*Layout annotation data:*
════════
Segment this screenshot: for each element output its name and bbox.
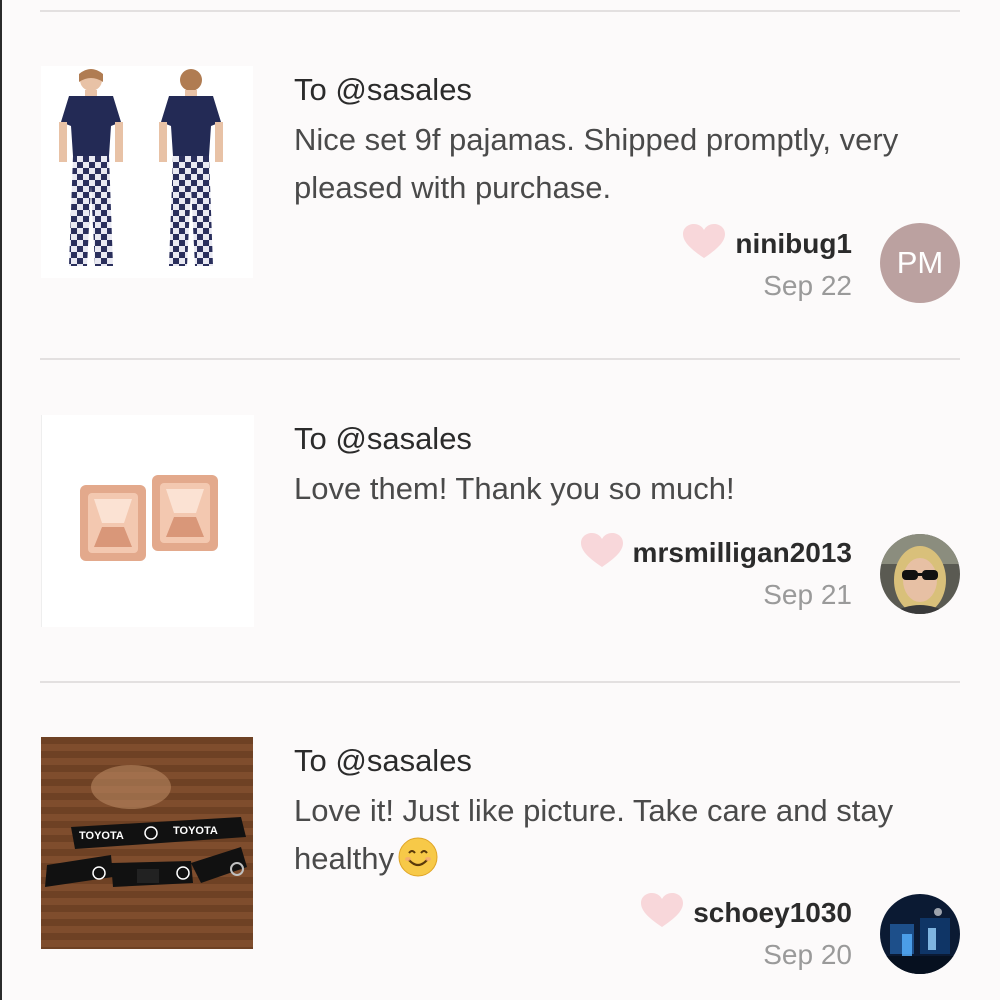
reviewer-username[interactable]: ninibug1 <box>735 228 852 260</box>
divider <box>40 681 960 683</box>
review-meta: mrsmilligan2013 Sep 21 <box>580 532 852 611</box>
review-message-text: Love it! Just like picture. Take care an… <box>294 793 894 876</box>
lanyard-image: TOYOTA TOYOTA <box>41 737 253 949</box>
avatar[interactable]: PM <box>880 223 960 303</box>
review-recipient: To @sasales <box>294 72 472 107</box>
lanyard-thumbnail[interactable]: TOYOTA TOYOTA <box>41 737 253 949</box>
reviewer-username[interactable]: schoey1030 <box>693 897 852 929</box>
heart-icon[interactable] <box>683 223 726 265</box>
review-meta: ninibug1 Sep 22 <box>683 223 852 302</box>
review-date: Sep 22 <box>763 270 852 301</box>
review-message: Love them! Thank you so much! <box>294 471 735 506</box>
divider <box>40 358 960 360</box>
avatar[interactable] <box>880 894 960 974</box>
review-recipient: To @sasales <box>294 743 472 778</box>
avatar[interactable] <box>880 534 960 614</box>
pajama-image <box>41 66 253 278</box>
lanyard-print: TOYOTA <box>79 830 124 842</box>
avatar-photo <box>880 894 960 974</box>
review-item: To @sasales Love them! Thank you so much… <box>0 415 1000 655</box>
review-item: To @sasales Nice set 9f pajamas. Shipped… <box>0 66 1000 306</box>
review-recipient: To @sasales <box>294 421 472 456</box>
lanyard-print: TOYOTA <box>173 825 218 837</box>
review-date: Sep 21 <box>763 579 852 610</box>
review-meta: schoey1030 Sep 20 <box>641 892 852 971</box>
pajama-set-thumbnail[interactable] <box>41 66 253 278</box>
heart-icon[interactable] <box>580 532 623 574</box>
earrings-thumbnail[interactable] <box>41 415 254 627</box>
avatar-initials: PM <box>896 245 944 280</box>
divider <box>40 10 960 12</box>
avatar-photo <box>880 534 960 614</box>
review-date: Sep 20 <box>763 939 852 970</box>
review-message: Love it! Just like picture. Take care an… <box>294 787 934 891</box>
reviewer-username[interactable]: mrsmilligan2013 <box>633 537 852 569</box>
earrings-image <box>42 415 254 627</box>
smiling-face-emoji-icon <box>398 837 438 891</box>
heart-icon[interactable] <box>641 892 684 934</box>
review-item: TOYOTA TOYOTA To @sasales Love it! Just … <box>0 737 1000 977</box>
review-message: Nice set 9f pajamas. Shipped promptly, v… <box>294 122 899 205</box>
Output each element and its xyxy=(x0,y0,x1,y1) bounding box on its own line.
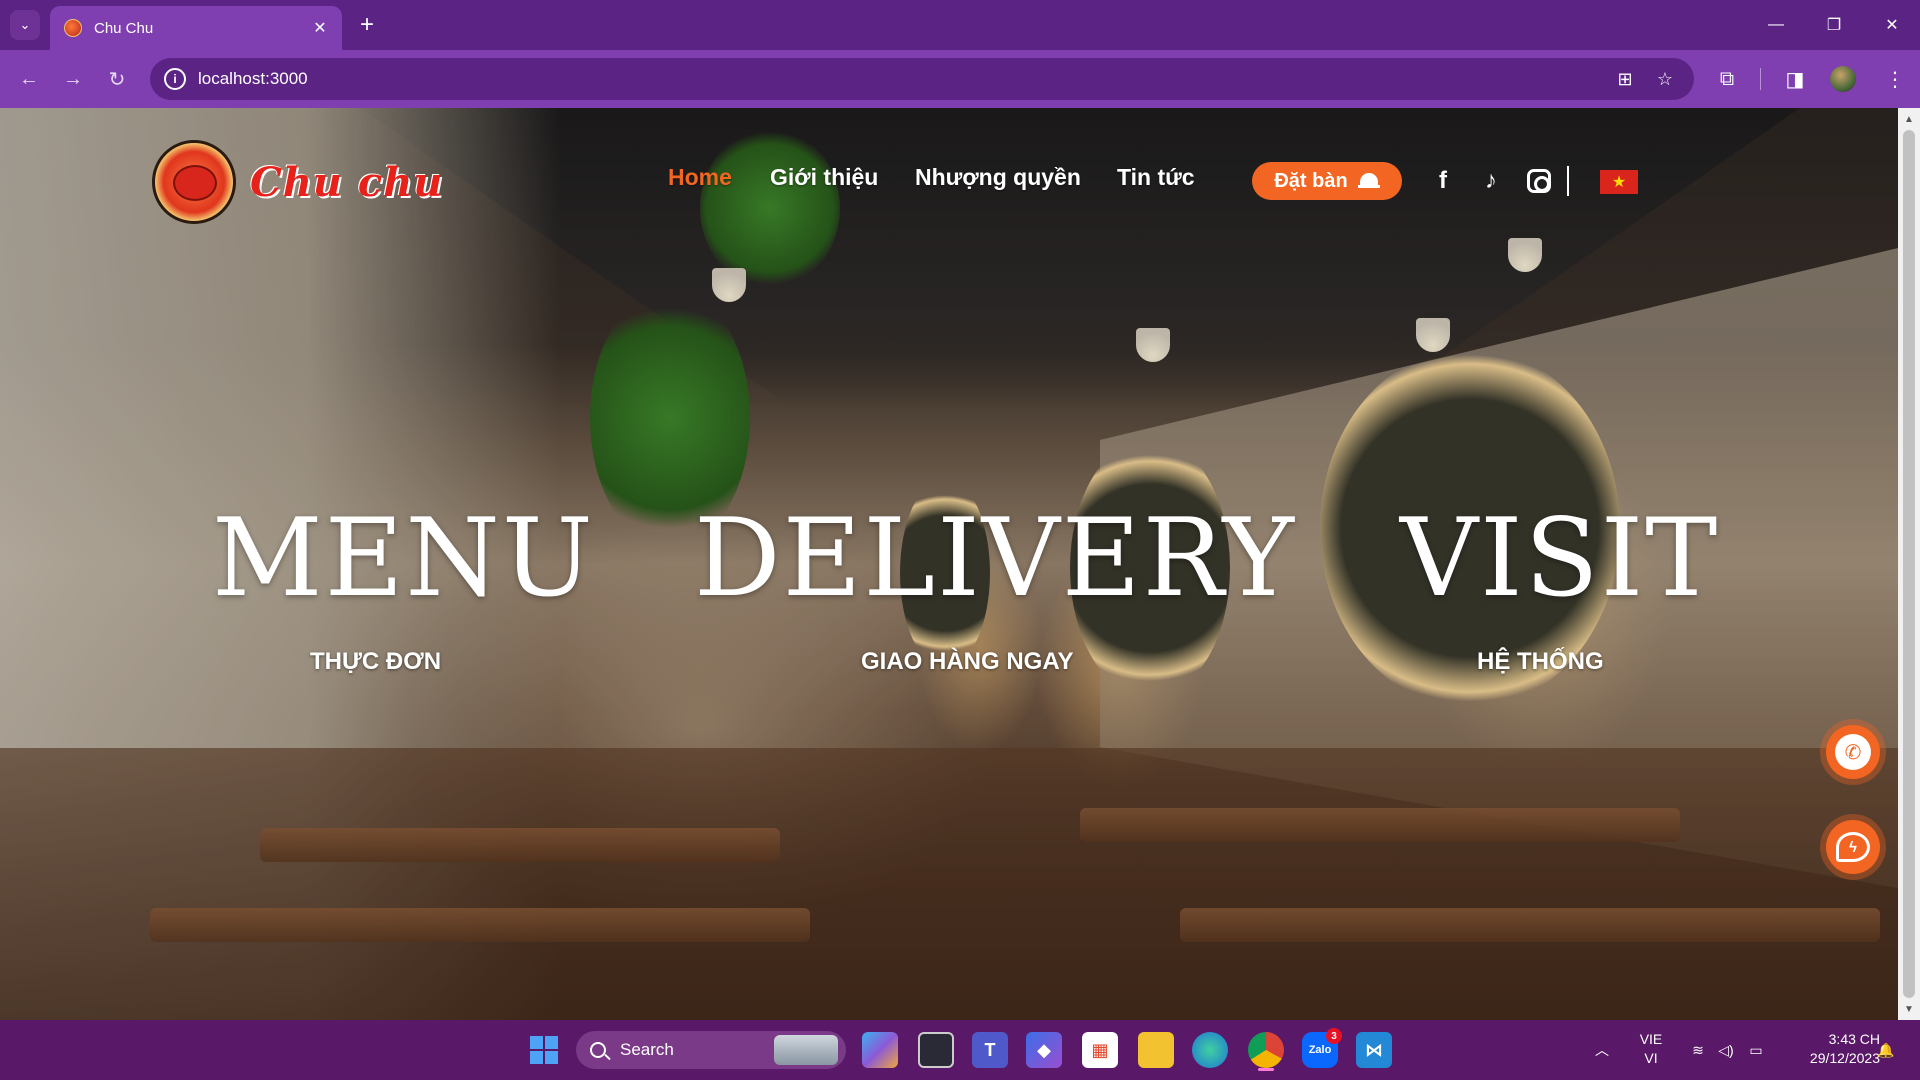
messenger-icon: ϟ xyxy=(1836,832,1870,862)
show-hidden-icons-chevron-icon[interactable]: ︿ xyxy=(1590,1020,1614,1080)
address-bar[interactable]: i localhost:3000 ⊞ ☆ xyxy=(150,58,1694,100)
tiktok-icon[interactable]: ♪ xyxy=(1476,166,1506,196)
notification-bell-icon[interactable]: 🔔 xyxy=(1874,1020,1898,1080)
task-view-icon[interactable] xyxy=(918,1032,954,1068)
copilot-icon[interactable] xyxy=(862,1032,898,1068)
clock-date: 29/12/2023 xyxy=(1809,1050,1880,1066)
nav-home[interactable]: Home xyxy=(668,164,732,191)
crab-logo-icon xyxy=(152,140,236,224)
hero-visit-subtitle[interactable]: HỆ THỐNG xyxy=(1477,648,1604,676)
scroll-up-arrow-icon[interactable]: ▲ xyxy=(1898,110,1920,128)
hero-delivery-title[interactable]: DELIVERY xyxy=(694,496,1296,621)
profile-avatar[interactable] xyxy=(1830,66,1856,92)
edge-browser-icon[interactable] xyxy=(1192,1032,1228,1068)
hero-menu-title[interactable]: MENU xyxy=(212,496,595,621)
language-code: VIE xyxy=(1639,1031,1663,1047)
tab-title: Chu Chu xyxy=(94,19,154,37)
start-grid xyxy=(530,1036,558,1064)
back-arrow-icon[interactable]: ← xyxy=(14,64,44,94)
page-scrollbar[interactable]: ▲ ▼ xyxy=(1898,108,1920,1020)
translate-icon[interactable]: ⊞ xyxy=(1612,66,1638,92)
new-tab-button[interactable]: + xyxy=(352,10,382,40)
nav-tin-tuc[interactable]: Tin tức xyxy=(1117,164,1195,191)
phone-call-button[interactable]: ✆ xyxy=(1826,725,1880,779)
teams-icon[interactable]: T xyxy=(972,1032,1008,1068)
browser-menu-icon[interactable]: ⋮ xyxy=(1880,64,1910,94)
hero-visit-title[interactable]: VISIT xyxy=(1400,496,1719,621)
vscode-icon[interactable]: ⋈ xyxy=(1356,1032,1392,1068)
microsoft-store-icon[interactable]: ▦ xyxy=(1082,1032,1118,1068)
forward-arrow-icon[interactable]: → xyxy=(58,64,88,94)
windows-start-icon[interactable] xyxy=(526,1032,562,1068)
address-url: localhost:3000 xyxy=(198,69,308,88)
crab-shape xyxy=(173,165,217,201)
copilot-app-icon[interactable]: ◆ xyxy=(1026,1032,1062,1068)
keyboard-layout-code: VI xyxy=(1644,1050,1658,1066)
extensions-puzzle-icon[interactable]: ⧉ xyxy=(1712,64,1742,94)
taskbar-clock[interactable]: 3:43 CH 29/12/2023 xyxy=(1780,1030,1880,1068)
wifi-icon[interactable]: ≋ xyxy=(1686,1020,1710,1080)
zalo-icon[interactable]: Zalo 3 xyxy=(1302,1028,1342,1068)
close-window-button[interactable]: ✕ xyxy=(1864,0,1920,50)
taskbar-search-box[interactable]: Search xyxy=(576,1031,846,1069)
volume-icon[interactable]: ◁) xyxy=(1714,1020,1738,1080)
facebook-icon[interactable]: f xyxy=(1428,166,1458,196)
messenger-button[interactable]: ϟ xyxy=(1826,820,1880,874)
chrome-browser-icon[interactable] xyxy=(1248,1032,1284,1068)
nav-gioi-thieu[interactable]: Giới thiệu xyxy=(770,164,878,191)
file-explorer-icon[interactable] xyxy=(1138,1032,1174,1068)
close-tab-icon[interactable]: ✕ xyxy=(310,18,330,38)
instagram-glyph xyxy=(1527,169,1551,193)
notification-badge: 3 xyxy=(1326,1028,1342,1044)
phone-icon: ✆ xyxy=(1835,734,1871,770)
reload-icon[interactable]: ↻ xyxy=(102,64,132,94)
browser-tab[interactable]: Chu Chu ✕ xyxy=(50,6,342,50)
book-table-button[interactable]: Đặt bàn xyxy=(1252,162,1402,200)
restore-window-button[interactable]: ❐ xyxy=(1806,0,1862,50)
windows-taskbar xyxy=(0,1020,1920,1080)
toolbar-divider xyxy=(1760,68,1761,90)
search-highlight-image xyxy=(774,1035,838,1065)
site-favicon-icon xyxy=(64,19,82,37)
battery-icon[interactable]: ▭ xyxy=(1744,1020,1768,1080)
book-table-label: Đặt bàn xyxy=(1274,169,1348,192)
hero-delivery-subtitle[interactable]: GIAO HÀNG NGAY xyxy=(861,648,1073,676)
instagram-icon[interactable] xyxy=(1524,166,1554,196)
taskbar-search-label: Search xyxy=(620,1040,674,1059)
scroll-thumb[interactable] xyxy=(1903,130,1915,998)
site-logo[interactable]: Chu chu xyxy=(152,140,443,224)
cloche-icon xyxy=(1357,173,1380,189)
browser-toolbar: ← → ↻ i localhost:3000 ⊞ ☆ ⧉ ◨ ⋮ xyxy=(0,50,1920,108)
tab-search-button[interactable]: ⌄ xyxy=(10,10,40,40)
input-language-indicator[interactable]: VIE VI xyxy=(1634,1030,1668,1068)
header-divider xyxy=(1567,166,1569,196)
minimize-window-button[interactable]: — xyxy=(1748,0,1804,50)
hero-menu-subtitle[interactable]: THỰC ĐƠN xyxy=(310,648,441,676)
browser-tab-strip: ⌄ Chu Chu ✕ + — ❐ ✕ xyxy=(0,0,1920,50)
search-icon xyxy=(590,1042,606,1058)
side-panel-icon[interactable]: ◨ xyxy=(1780,64,1810,94)
bookmark-star-icon[interactable]: ☆ xyxy=(1652,66,1678,92)
scroll-down-arrow-icon[interactable]: ▼ xyxy=(1898,1000,1920,1018)
vietnam-flag-icon[interactable]: ★ xyxy=(1600,170,1638,194)
site-info-icon[interactable]: i xyxy=(164,68,186,90)
logo-wordmark: Chu chu xyxy=(250,158,444,206)
active-app-indicator xyxy=(1258,1068,1274,1071)
nav-nhuong-quyen[interactable]: Nhượng quyền xyxy=(915,164,1081,191)
clock-time: 3:43 CH xyxy=(1828,1031,1880,1047)
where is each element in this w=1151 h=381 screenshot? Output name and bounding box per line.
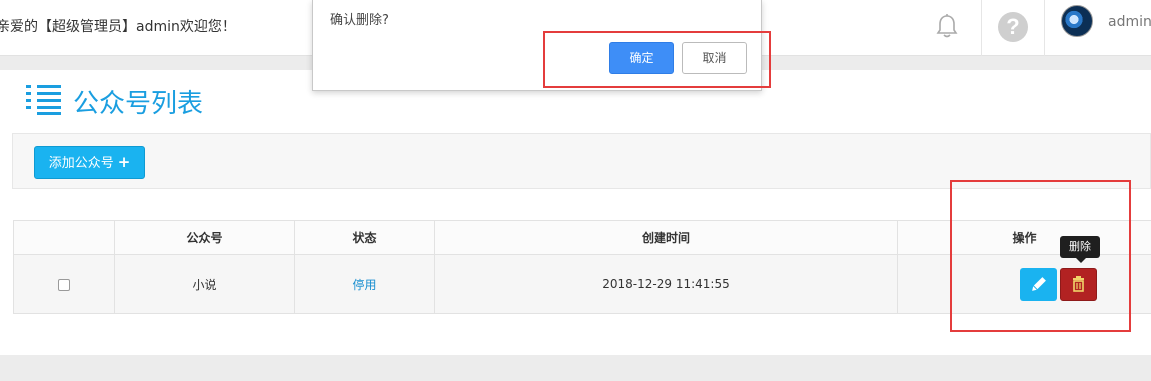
annotation-box <box>950 180 1131 332</box>
welcome-message: 亲爱的【超级管理员】admin欢迎您！ <box>0 19 236 35</box>
column-header-account: 公众号 <box>114 220 295 255</box>
add-account-label: 添加公众号 <box>48 156 114 171</box>
row-checkbox[interactable] <box>58 278 70 291</box>
status-toggle-link[interactable]: 停用 <box>352 278 376 292</box>
status-cell: 停用 <box>294 254 435 314</box>
account-name: 小说 <box>114 254 295 314</box>
bell-icon[interactable] <box>936 13 958 39</box>
page-title: 公众号列表 <box>73 89 204 119</box>
column-header-select <box>13 220 115 255</box>
created-time: 2018-12-29 11:41:55 <box>434 254 898 314</box>
user-name[interactable]: admin <box>1108 14 1151 30</box>
column-header-created: 创建时间 <box>434 220 898 255</box>
row-select-cell <box>13 254 115 314</box>
help-icon[interactable]: ? <box>998 12 1028 42</box>
annotation-box <box>543 31 771 88</box>
column-header-status: 状态 <box>294 220 435 255</box>
plus-icon: + <box>117 153 131 171</box>
header-divider <box>1044 0 1045 56</box>
dialog-message: 确认删除? <box>330 13 389 28</box>
list-icon <box>26 85 61 115</box>
avatar[interactable] <box>1061 5 1093 37</box>
add-account-button[interactable]: 添加公众号 + <box>34 146 145 179</box>
header-divider <box>981 0 982 56</box>
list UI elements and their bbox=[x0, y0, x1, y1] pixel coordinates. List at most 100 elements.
════════
*What needs to be done:*
Rewrite the lines of the data above as a numbered list, beginning at the line that has "annotation-box <box>950 180 1131 332</box>" and stopping after the line that has "header-divider <box>981 0 982 56</box>". Leave out any blank lines.

*Result for this task:*
1. annotation-box <box>950 180 1131 332</box>
2. welcome-message: 亲爱的【超级管理员】admin欢迎您！ <box>0 19 236 35</box>
3. column-header-account: 公众号 <box>114 220 295 255</box>
4. add-account-label: 添加公众号 <box>48 156 114 171</box>
5. row-checkbox[interactable] <box>58 278 70 291</box>
6. status-toggle-link[interactable]: 停用 <box>352 278 376 292</box>
7. status-cell: 停用 <box>294 254 435 314</box>
8. account-name: 小说 <box>114 254 295 314</box>
9. bell-icon[interactable] <box>936 13 958 39</box>
10. page-title: 公众号列表 <box>73 89 204 119</box>
11. column-header-select <box>13 220 115 255</box>
12. created-time: 2018-12-29 11:41:55 <box>434 254 898 314</box>
13. user-name[interactable]: admin <box>1108 14 1151 30</box>
14. column-header-created: 创建时间 <box>434 220 898 255</box>
15. row-select-cell <box>13 254 115 314</box>
16. help-icon[interactable]: ? <box>998 12 1028 42</box>
17. annotation-box <box>543 31 771 88</box>
18. column-header-status: 状态 <box>294 220 435 255</box>
19. plus-icon: + <box>117 153 131 171</box>
20. header-divider <box>1044 0 1045 56</box>
21. dialog-message: 确认删除? <box>330 13 389 28</box>
22. list-icon <box>26 85 61 115</box>
23. avatar[interactable] <box>1061 5 1093 37</box>
24. add-account-button[interactable]: 添加公众号 + <box>34 146 145 179</box>
25. header-divider <box>981 0 982 56</box>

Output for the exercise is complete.